*Records for this task*.
— Begin —

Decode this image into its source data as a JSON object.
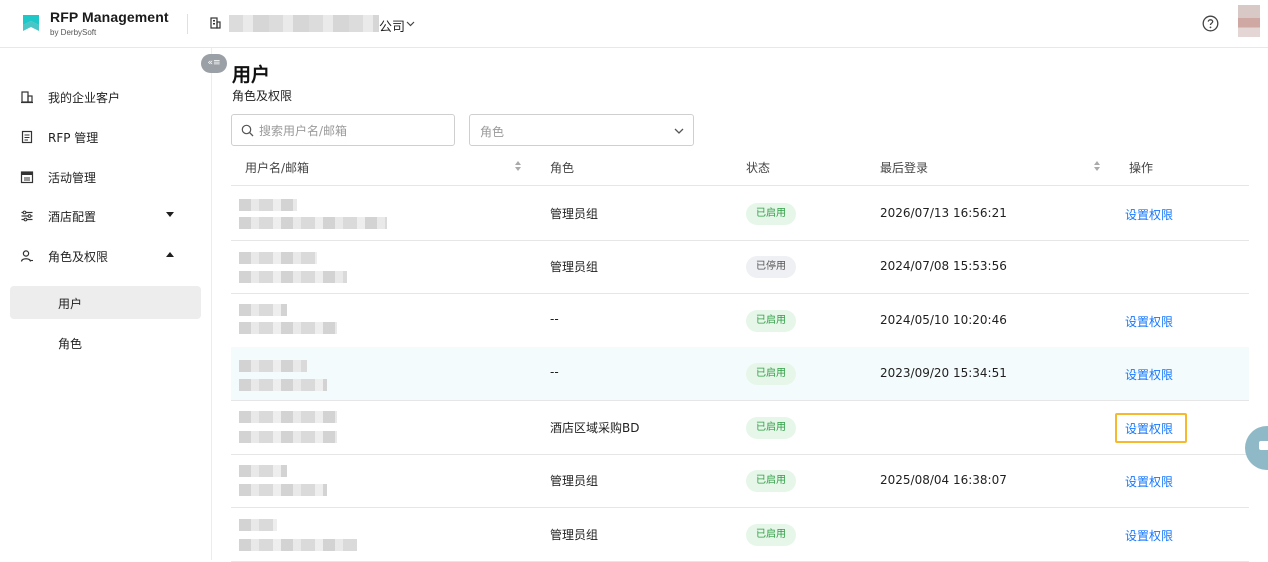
{
  "app": {
    "title": "RFP Management",
    "subtitle": "by DerbySoft",
    "company_suffix": "公司"
  },
  "sidebar": {
    "collapse_label": "«≡",
    "items": [
      {
        "label": "我的企业客户",
        "icon": "building-icon"
      },
      {
        "label": "RFP 管理",
        "icon": "document-icon"
      },
      {
        "label": "活动管理",
        "icon": "calendar-icon"
      },
      {
        "label": "酒店配置",
        "icon": "sliders-icon",
        "caret": "down"
      },
      {
        "label": "角色及权限",
        "icon": "user-icon",
        "caret": "up"
      }
    ],
    "sub_items": [
      {
        "label": "用户",
        "active": true
      },
      {
        "label": "角色",
        "active": false
      }
    ]
  },
  "page": {
    "title": "用户",
    "subtitle": "角色及权限"
  },
  "filters": {
    "search_placeholder": "搜索用户名/邮箱",
    "role_placeholder": "角色"
  },
  "table": {
    "headers": {
      "user": "用户名/邮箱",
      "role": "角色",
      "status": "状态",
      "last_login": "最后登录",
      "actions": "操作"
    },
    "rows": [
      {
        "role": "管理员组",
        "status": "已启用",
        "status_type": "on",
        "last_login": "2026/07/13 16:56:21",
        "action": "设置权限"
      },
      {
        "role": "管理员组",
        "status": "已停用",
        "status_type": "off",
        "last_login": "2024/07/08 15:53:56",
        "action": ""
      },
      {
        "role": "--",
        "status": "已启用",
        "status_type": "on",
        "last_login": "2024/05/10 10:20:46",
        "action": "设置权限"
      },
      {
        "role": "--",
        "status": "已启用",
        "status_type": "on",
        "last_login": "2023/09/20 15:34:51",
        "action": "设置权限"
      },
      {
        "role": "酒店区域采购BD",
        "status": "已启用",
        "status_type": "on",
        "last_login": "",
        "action": "设置权限"
      },
      {
        "role": "管理员组",
        "status": "已启用",
        "status_type": "on",
        "last_login": "2025/08/04 16:38:07",
        "action": "设置权限"
      },
      {
        "role": "管理员组",
        "status": "已启用",
        "status_type": "on",
        "last_login": "",
        "action": "设置权限"
      }
    ]
  },
  "colors": {
    "accent": "#1677ff",
    "brand": "#1ec8c8",
    "enabled_bg": "#e6f7ea",
    "enabled_text": "#2f9e44",
    "focus_outline": "#f5b82e"
  }
}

— End —

*Given exercise*. Write the entries above out again exactly, but not the pictures.

*Solution below*.
Decode this image into its source data as a JSON object.
{
  "app": {
    "title": "RFP Management",
    "subtitle": "by DerbySoft",
    "company_suffix": "公司"
  },
  "sidebar": {
    "collapse_label": "«≡",
    "items": [
      {
        "label": "我的企业客户",
        "icon": "building-icon"
      },
      {
        "label": "RFP 管理",
        "icon": "document-icon"
      },
      {
        "label": "活动管理",
        "icon": "calendar-icon"
      },
      {
        "label": "酒店配置",
        "icon": "sliders-icon",
        "caret": "down"
      },
      {
        "label": "角色及权限",
        "icon": "user-icon",
        "caret": "up"
      }
    ],
    "sub_items": [
      {
        "label": "用户",
        "active": true
      },
      {
        "label": "角色",
        "active": false
      }
    ]
  },
  "page": {
    "title": "用户",
    "subtitle": "角色及权限"
  },
  "filters": {
    "search_placeholder": "搜索用户名/邮箱",
    "role_placeholder": "角色"
  },
  "table": {
    "headers": {
      "user": "用户名/邮箱",
      "role": "角色",
      "status": "状态",
      "last_login": "最后登录",
      "actions": "操作"
    },
    "rows": [
      {
        "role": "管理员组",
        "status": "已启用",
        "status_type": "on",
        "last_login": "2026/07/13 16:56:21",
        "action": "设置权限"
      },
      {
        "role": "管理员组",
        "status": "已停用",
        "status_type": "off",
        "last_login": "2024/07/08 15:53:56",
        "action": ""
      },
      {
        "role": "--",
        "status": "已启用",
        "status_type": "on",
        "last_login": "2024/05/10 10:20:46",
        "action": "设置权限"
      },
      {
        "role": "--",
        "status": "已启用",
        "status_type": "on",
        "last_login": "2023/09/20 15:34:51",
        "action": "设置权限"
      },
      {
        "role": "酒店区域采购BD",
        "status": "已启用",
        "status_type": "on",
        "last_login": "",
        "action": "设置权限"
      },
      {
        "role": "管理员组",
        "status": "已启用",
        "status_type": "on",
        "last_login": "2025/08/04 16:38:07",
        "action": "设置权限"
      },
      {
        "role": "管理员组",
        "status": "已启用",
        "status_type": "on",
        "last_login": "",
        "action": "设置权限"
      }
    ]
  },
  "colors": {
    "accent": "#1677ff",
    "brand": "#1ec8c8",
    "enabled_bg": "#e6f7ea",
    "enabled_text": "#2f9e44",
    "focus_outline": "#f5b82e"
  }
}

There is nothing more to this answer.